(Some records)
- - - - -
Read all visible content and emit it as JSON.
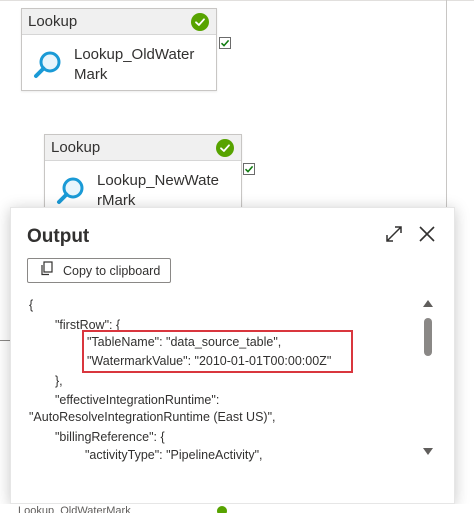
{
  "activities": [
    {
      "type": "Lookup",
      "name": "Lookup_OldWaterMark"
    },
    {
      "type": "Lookup",
      "name": "Lookup_NewWaterMark"
    }
  ],
  "output_panel": {
    "title": "Output",
    "copy_label": "Copy to clipboard",
    "json_lines": [
      "{",
      "\"firstRow\": {",
      "\"TableName\": \"data_source_table\",",
      "\"WatermarkValue\": \"2010-01-01T00:00:00Z\"",
      "},",
      "\"effectiveIntegrationRuntime\":",
      "\"AutoResolveIntegrationRuntime (East US)\",",
      "\"billingReference\": {",
      "\"activityType\": \"PipelineActivity\","
    ]
  },
  "status_row": {
    "text": "Lookup_OldWaterMark"
  },
  "colors": {
    "success": "#57a300",
    "highlight": "#d9363e",
    "lookup_icon": "#1a9ad6"
  },
  "icons": [
    "check-circle-icon",
    "lookup-magnifier-icon",
    "checkbox-icon",
    "expand-icon",
    "close-icon",
    "copy-icon",
    "scroll-up-icon",
    "scroll-down-icon"
  ]
}
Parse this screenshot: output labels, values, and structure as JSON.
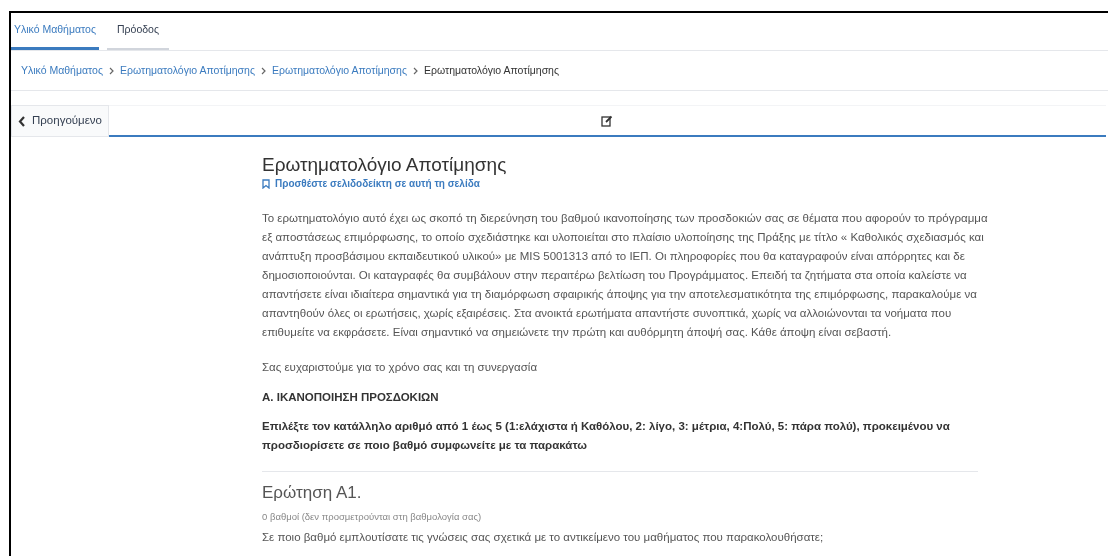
{
  "tabs": [
    {
      "label": "Υλικό Μαθήματος",
      "selected": true
    },
    {
      "label": "Πρόοδος",
      "selected": false
    }
  ],
  "breadcrumb": [
    {
      "label": "Υλικό Μαθήματος",
      "link": true
    },
    {
      "label": "Ερωτηματολόγιο Αποτίμησης",
      "link": true
    },
    {
      "label": "Ερωτηματολόγιο Αποτίμησης",
      "link": true
    },
    {
      "label": "Ερωτηματολόγιο Αποτίμησης",
      "link": false
    }
  ],
  "nav": {
    "previous": "Προηγούμενο"
  },
  "content": {
    "title": "Ερωτηματολόγιο Αποτίμησης",
    "bookmark": "Προσθέστε σελιδοδείκτη σε αυτή τη σελίδα",
    "intro": "Το ερωτηματολόγιο αυτό έχει ως σκοπό τη διερεύνηση του βαθμού ικανοποίησης των προσδοκιών σας σε θέματα που αφορούν το πρόγραμμα εξ αποστάσεως επιμόρφωσης, το οποίο σχεδιάστηκε και υλοποιείται στο πλαίσιο υλοποίησης της Πράξης με τίτλο « Καθολικός σχεδιασμός και ανάπτυξη προσβάσιμου εκπαιδευτικού υλικού» με MIS 5001313 από το ΙΕΠ. Οι πληροφορίες που θα καταγραφούν είναι απόρρητες και δε δημοσιοποιούνται. Οι καταγραφές θα συμβάλουν στην περαιτέρω βελτίωση του Προγράμματος. Επειδή τα ζητήματα στα οποία καλείστε να απαντήσετε είναι ιδιαίτερα σημαντικά για τη διαμόρφωση σφαιρικής άποψης για την αποτελεσματικότητα της επιμόρφωσης, παρακαλούμε να απαντηθούν όλες οι ερωτήσεις, χωρίς εξαιρέσεις. Στα ανοικτά ερωτήματα απαντήστε συνοπτικά, χωρίς να αλλοιώνονται τα νοήματα που επιθυμείτε να εκφράσετε. Είναι σημαντικό να σημειώνετε την πρώτη και αυθόρμητη άποψή σας. Κάθε άποψη είναι σεβαστή.",
    "thanks": "Σας ευχαριστούμε για το χρόνο σας και τη συνεργασία",
    "section": "Α. ΙΚΑΝΟΠΟΙΗΣΗ ΠΡΟΣΔΟΚΙΩΝ",
    "instruction": "Επιλέξτε τον κατάλληλο αριθμό από 1 έως 5 (1:ελάχιστα ή Καθόλου, 2: λίγο, 3: μέτρια, 4:Πολύ, 5: πάρα πολύ), προκειμένου να προσδιορίσετε σε ποιο βαθμό συμφωνείτε με τα παρακάτω",
    "question": {
      "title": "Ερώτηση Α1.",
      "points": "0 βαθμοί (δεν προσμετρούνται στη βαθμολογία σας)",
      "text": "Σε ποιο βαθμό εμπλουτίσατε τις γνώσεις σας σχετικά με το αντικείμενο του μαθήματος που παρακολουθήσατε;"
    }
  }
}
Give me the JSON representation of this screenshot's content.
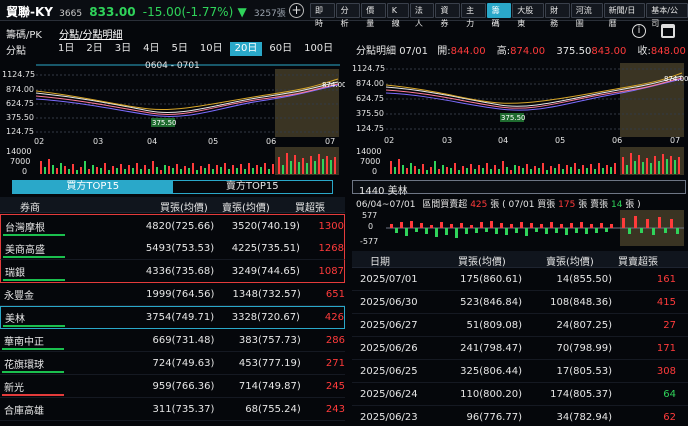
{
  "header": {
    "stock_name": "貿聯-KY",
    "code": "3665",
    "price": "833.00",
    "change": "-15.00(-1.77%)",
    "direction_icon": "down-triangle",
    "volume": "3257張",
    "tabs": [
      "即時",
      "分析",
      "價量",
      "K線",
      "法人",
      "資券",
      "主力",
      "籌碼",
      "大股東",
      "財務",
      "河流圖",
      "新聞/日曆",
      "基本/公司"
    ],
    "active_tab": "籌碼"
  },
  "subheader": {
    "left_title": "籌碼/PK",
    "left_link": "分點/分點明細"
  },
  "left_panel": {
    "title": "分點",
    "range_buttons": [
      "1日",
      "2日",
      "3日",
      "4日",
      "5日",
      "10日",
      "20日",
      "60日",
      "100日"
    ],
    "active_range": "20日",
    "date_range_label": "0604 - 0701",
    "price_ticks": [
      "1124.75",
      "874.00",
      "624.75",
      "375.50",
      "124.75"
    ],
    "volume_ticks": [
      "14000",
      "7000",
      "0"
    ],
    "x_ticks": [
      "02",
      "03",
      "04",
      "05",
      "06",
      "07"
    ],
    "last_price_label": "874.00",
    "low_label": "375.50",
    "tabs": [
      "買方TOP15",
      "賣方TOP15"
    ],
    "active_tab": "買方TOP15",
    "table_headers": [
      "券商",
      "買張(均價)",
      "賣張(均價)",
      "買超張"
    ],
    "rows": [
      {
        "name": "台灣摩根",
        "buy": "4820(725.66)",
        "sell": "3520(740.19)",
        "net": "1300"
      },
      {
        "name": "美商高盛",
        "buy": "5493(753.53)",
        "sell": "4225(735.51)",
        "net": "1268"
      },
      {
        "name": "瑞銀",
        "buy": "4336(735.68)",
        "sell": "3249(744.65)",
        "net": "1087"
      },
      {
        "name": "永豐金",
        "buy": "1999(764.56)",
        "sell": "1348(732.57)",
        "net": "651"
      },
      {
        "name": "美林",
        "buy": "3754(749.71)",
        "sell": "3328(720.67)",
        "net": "426"
      },
      {
        "name": "華南中正",
        "buy": "669(731.48)",
        "sell": "383(757.73)",
        "net": "286"
      },
      {
        "name": "花旗環球",
        "buy": "724(749.63)",
        "sell": "453(777.19)",
        "net": "271"
      },
      {
        "name": "新光",
        "buy": "959(766.36)",
        "sell": "714(749.87)",
        "net": "245"
      },
      {
        "name": "合庫高雄",
        "buy": "311(735.37)",
        "sell": "68(755.24)",
        "net": "243"
      }
    ]
  },
  "right_panel": {
    "title": "分點明細",
    "date": "07/01",
    "open_label": "開:",
    "open": "844.00",
    "high_label": "高:",
    "high": "874.00",
    "low_label": "375.50",
    "low": "843.00",
    "close_label": "收:",
    "close": "848.00",
    "price_ticks": [
      "1124.75",
      "874.00",
      "624.75",
      "375.50",
      "124.75"
    ],
    "volume_ticks": [
      "14000",
      "7000",
      "0"
    ],
    "x_ticks": [
      "02",
      "03",
      "04",
      "05",
      "06",
      "07"
    ],
    "last_price_label": "874.00",
    "broker_select": "1440 美林",
    "summary": {
      "range": "06/04~07/01",
      "text1": "區間買賣超",
      "net": "425",
      "text2": "張 ( 07/01 買張",
      "buy": "175",
      "text3": "張 賣張",
      "sell": "14",
      "text4": "張 )"
    },
    "bar_ticks": [
      "577",
      "0",
      "-577"
    ],
    "table_headers": [
      "日期",
      "買張(均價)",
      "賣張(均價)",
      "買賣超張"
    ],
    "rows": [
      {
        "date": "2025/07/01",
        "buy": "175(860.61)",
        "sell": "14(855.50)",
        "net": "161",
        "net_color": "red"
      },
      {
        "date": "2025/06/30",
        "buy": "523(846.84)",
        "sell": "108(848.36)",
        "net": "415",
        "net_color": "red"
      },
      {
        "date": "2025/06/27",
        "buy": "51(809.08)",
        "sell": "24(807.25)",
        "net": "27",
        "net_color": "red"
      },
      {
        "date": "2025/06/26",
        "buy": "241(798.47)",
        "sell": "70(798.99)",
        "net": "171",
        "net_color": "red"
      },
      {
        "date": "2025/06/25",
        "buy": "325(806.44)",
        "sell": "17(805.53)",
        "net": "308",
        "net_color": "red"
      },
      {
        "date": "2025/06/24",
        "buy": "110(800.20)",
        "sell": "174(805.37)",
        "net": "64",
        "net_color": "green"
      },
      {
        "date": "2025/06/23",
        "buy": "96(776.77)",
        "sell": "34(782.94)",
        "net": "62",
        "net_color": "red"
      }
    ]
  }
}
- - - - -
• INSTRUCTIONS TO FOLLOW: Collect each line containing the string "this".

• EXERCISE OUTPUT:
Parse this screenshot: output labels, values, and structure as JSON.
Give me the JSON representation of this screenshot's content.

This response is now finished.